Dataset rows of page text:

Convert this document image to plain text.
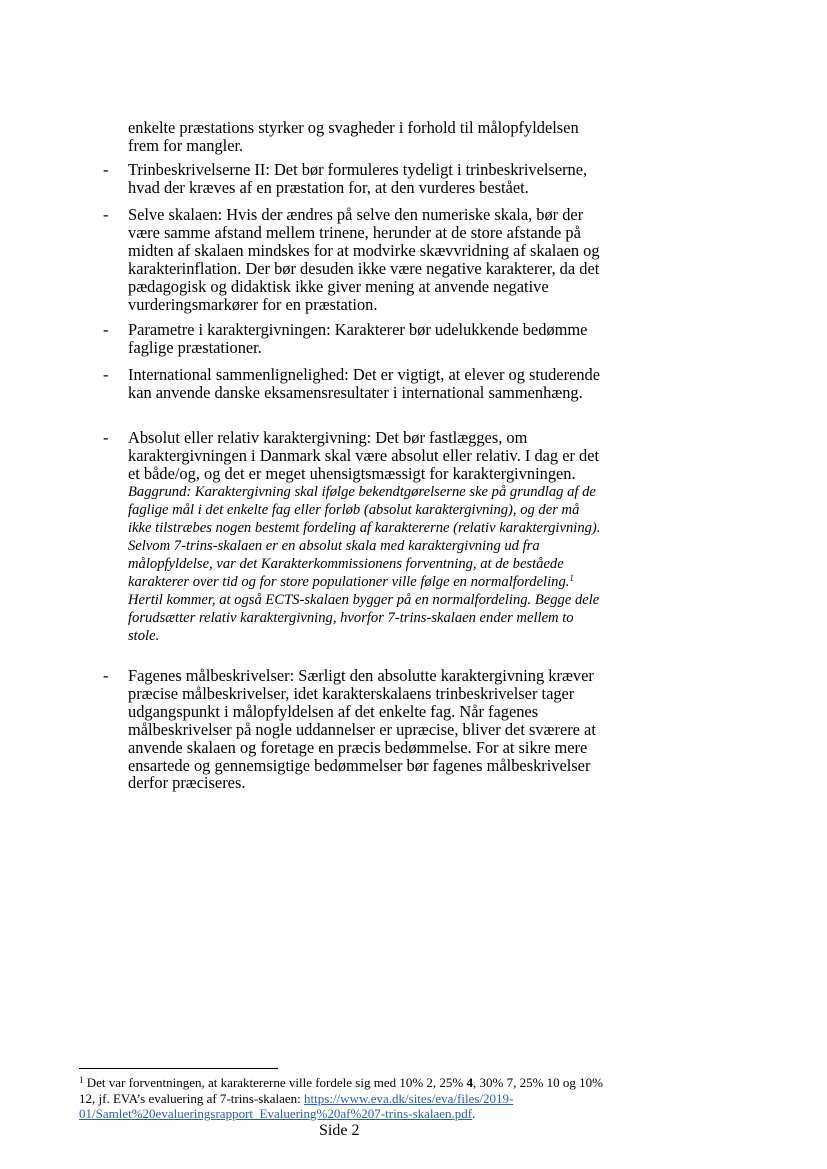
enkelte præstations styrker og svagheder i forhold til målopfyldelsen frem for mangler.
- Trinbeskrivelserne II: Det bør formuleres tydeligt i trinbeskrivelserne, hvad der kræves af en præstation for, at den vurderes bestået.
- Selve skalaen: Hvis der ændres på selve den numeriske skala, bør der være samme afstand mellem trinene, herunder at de store afstande på midten af skalaen mindskes for at modvirke skævvridning af skalaen og karakterinflation. Der bør desuden ikke være negative karakterer, da det pædagogisk og didaktisk ikke giver mening at anvende negative vurderingsmarkører for en præstation.
- Parametre i karaktergivningen: Karakterer bør udelukkende bedømme faglige præstationer.
- International sammenlignelighed: Det er vigtigt, at elever og studerende kan anvende danske eksamensresultater i international sammenhæng.
- Absolut eller relativ karaktergivning: Det bør fastlægges, om karaktergivningen i Danmark skal være absolut eller relativ. I dag er det et både/og, og det er meget uhensigtsmæssigt for karaktergivningen.
Baggrund: Karaktergivning skal ifølge bekendtgørelserne ske på grundlag af de faglige mål i det enkelte fag eller forløb (absolut karaktergivning), og der må ikke tilstræbes nogen bestemt fordeling af karaktererne (relativ karaktergivning). Selvom 7-trins-skalaen er en absolut skala med karaktergivning ud fra målopfyldelse, var det Karakterkommissionens forventning, at de beståede karakterer over tid og for store populationer ville følge en normalfordeling.$^1$ Hertil kommer, at også ECTS-skalaen bygger på en normalfordeling. Begge dele forudsætter relativ karaktergivning, hvorfor 7-trins-skalaen ender mellem to stole.
- Fagenes målbeskrivelser: Særligt den absolutte karaktergivning kræver præcise målbeskrivelser, idet karakterskalaens trinbeskrivelser tager udgangspunkt i målopfyldelsen af det enkelte fag. Når fagenes målbeskrivelser på nogle uddannelser er upræcise, bliver det sværere at anvende skalaen og foretage en præcis bedømmelse. For at sikre mere ensartede og gennemsigtige bedømmelser bør fagenes målbeskrivelser derfor præciseres.
$^1$ Det var forventningen, at karaktererne ville fordele sig med 10% 2, 25% 4, 30% 7, 25% 10 og 10% 12, jf. EVA’s evaluering af 7-trins-skalaen: https://www.eva.dk/sites/eva/files/2019-01/Samlet%20evalueringsrapport_Evaluering%20af%207-trins-skalaen.pdf.
Side 2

DESCRIPTION OF THE TASK:
Leave nothing out but the pictures when transcribing the records.

REPLY TO THE EXERCISE:
Convert this document image to plain text.
enkelte præstations styrker og svagheder i forhold til målopfyldelsen frem for mangler.
- Trinbeskrivelserne II: Det bør formuleres tydeligt i trinbeskrivelserne, hvad der kræves af en præstation for, at den vurderes bestået.
- Selve skalaen: Hvis der ændres på selve den numeriske skala, bør der være samme afstand mellem trinene, herunder at de store afstande på midten af skalaen mindskes for at modvirke skævvridning af skalaen og karakterinflation. Der bør desuden ikke være negative karakterer, da det pædagogisk og didaktisk ikke giver mening at anvende negative vurderingsmarkører for en præstation.
- Parametre i karaktergivningen: Karakterer bør udelukkende bedømme faglige præstationer.
- International sammenlignelighed: Det er vigtigt, at elever og studerende kan anvende danske eksamensresultater i international sammenhæng.
- Absolut eller relativ karaktergivning: Det bør fastlægges, om karaktergivningen i Danmark skal være absolut eller relativ. I dag er det et både/og, og det er meget uhensigtsmæssigt for karaktergivningen.
Baggrund: Karaktergivning skal ifølge bekendtgørelserne ske på grundlag af de faglige mål i det enkelte fag eller forløb (absolut karaktergivning), og der må ikke tilstræbes nogen bestemt fordeling af karaktererne (relativ karaktergivning). Selvom 7-trins-skalaen er en absolut skala med karaktergivning ud fra målopfyldelse, var det Karakterkommissionens forventning, at de beståede karakterer over tid og for store populationer ville følge en normalfordeling.$^1$ Hertil kommer, at også ECTS-skalaen bygger på en normalfordeling. Begge dele forudsætter relativ karaktergivning, hvorfor 7-trins-skalaen ender mellem to stole.
- Fagenes målbeskrivelser: Særligt den absolutte karaktergivning kræver præcise målbeskrivelser, idet karakterskalaens trinbeskrivelser tager udgangspunkt i målopfyldelsen af det enkelte fag. Når fagenes målbeskrivelser på nogle uddannelser er upræcise, bliver det sværere at anvende skalaen og foretage en præcis bedømmelse. For at sikre mere ensartede og gennemsigtige bedømmelser bør fagenes målbeskrivelser derfor præciseres.
$^1$ Det var forventningen, at karaktererne ville fordele sig med 10% 2, 25% 4, 30% 7, 25% 10 og 10% 12, jf. EVA’s evaluering af 7-trins-skalaen: https://www.eva.dk/sites/eva/files/2019-01/Samlet%20evalueringsrapport_Evaluering%20af%207-trins-skalaen.pdf.
Side 2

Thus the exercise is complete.